(Stored items from a collection)

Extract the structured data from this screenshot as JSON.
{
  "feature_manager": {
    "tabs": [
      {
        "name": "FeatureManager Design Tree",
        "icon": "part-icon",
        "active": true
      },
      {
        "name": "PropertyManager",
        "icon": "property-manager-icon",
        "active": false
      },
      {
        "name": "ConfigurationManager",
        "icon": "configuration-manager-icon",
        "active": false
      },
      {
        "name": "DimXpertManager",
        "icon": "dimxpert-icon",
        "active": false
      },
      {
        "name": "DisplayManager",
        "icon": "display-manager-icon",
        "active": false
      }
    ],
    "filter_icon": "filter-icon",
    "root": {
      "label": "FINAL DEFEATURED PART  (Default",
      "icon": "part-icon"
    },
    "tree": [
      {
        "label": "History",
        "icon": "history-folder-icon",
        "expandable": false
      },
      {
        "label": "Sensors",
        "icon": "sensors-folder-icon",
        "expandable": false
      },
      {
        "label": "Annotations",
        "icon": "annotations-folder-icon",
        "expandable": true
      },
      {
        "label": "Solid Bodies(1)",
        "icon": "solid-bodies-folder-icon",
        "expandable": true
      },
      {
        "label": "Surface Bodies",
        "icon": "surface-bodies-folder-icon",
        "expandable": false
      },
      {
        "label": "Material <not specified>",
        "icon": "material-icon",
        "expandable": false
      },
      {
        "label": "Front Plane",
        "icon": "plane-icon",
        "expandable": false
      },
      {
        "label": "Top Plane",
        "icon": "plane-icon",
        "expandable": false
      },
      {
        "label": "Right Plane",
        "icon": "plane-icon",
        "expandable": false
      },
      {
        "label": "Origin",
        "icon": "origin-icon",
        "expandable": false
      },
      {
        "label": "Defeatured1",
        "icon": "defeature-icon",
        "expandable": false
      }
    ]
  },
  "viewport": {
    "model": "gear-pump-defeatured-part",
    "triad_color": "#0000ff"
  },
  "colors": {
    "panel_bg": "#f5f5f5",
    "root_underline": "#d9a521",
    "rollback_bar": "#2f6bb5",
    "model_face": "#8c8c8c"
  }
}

▸ **Given exercise**
Pull out each record as written and restate it exactly.

▸ **Correct result**
Extract the structured data from this screenshot as JSON.
{
  "feature_manager": {
    "tabs": [
      {
        "name": "FeatureManager Design Tree",
        "icon": "part-icon",
        "active": true
      },
      {
        "name": "PropertyManager",
        "icon": "property-manager-icon",
        "active": false
      },
      {
        "name": "ConfigurationManager",
        "icon": "configuration-manager-icon",
        "active": false
      },
      {
        "name": "DimXpertManager",
        "icon": "dimxpert-icon",
        "active": false
      },
      {
        "name": "DisplayManager",
        "icon": "display-manager-icon",
        "active": false
      }
    ],
    "filter_icon": "filter-icon",
    "root": {
      "label": "FINAL DEFEATURED PART  (Default",
      "icon": "part-icon"
    },
    "tree": [
      {
        "label": "History",
        "icon": "history-folder-icon",
        "expandable": false
      },
      {
        "label": "Sensors",
        "icon": "sensors-folder-icon",
        "expandable": false
      },
      {
        "label": "Annotations",
        "icon": "annotations-folder-icon",
        "expandable": true
      },
      {
        "label": "Solid Bodies(1)",
        "icon": "solid-bodies-folder-icon",
        "expandable": true
      },
      {
        "label": "Surface Bodies",
        "icon": "surface-bodies-folder-icon",
        "expandable": false
      },
      {
        "label": "Material <not specified>",
        "icon": "material-icon",
        "expandable": false
      },
      {
        "label": "Front Plane",
        "icon": "plane-icon",
        "expandable": false
      },
      {
        "label": "Top Plane",
        "icon": "plane-icon",
        "expandable": false
      },
      {
        "label": "Right Plane",
        "icon": "plane-icon",
        "expandable": false
      },
      {
        "label": "Origin",
        "icon": "origin-icon",
        "expandable": false
      },
      {
        "label": "Defeatured1",
        "icon": "defeature-icon",
        "expandable": false
      }
    ]
  },
  "viewport": {
    "model": "gear-pump-defeatured-part",
    "triad_color": "#0000ff"
  },
  "colors": {
    "panel_bg": "#f5f5f5",
    "root_underline": "#d9a521",
    "rollback_bar": "#2f6bb5",
    "model_face": "#8c8c8c"
  }
}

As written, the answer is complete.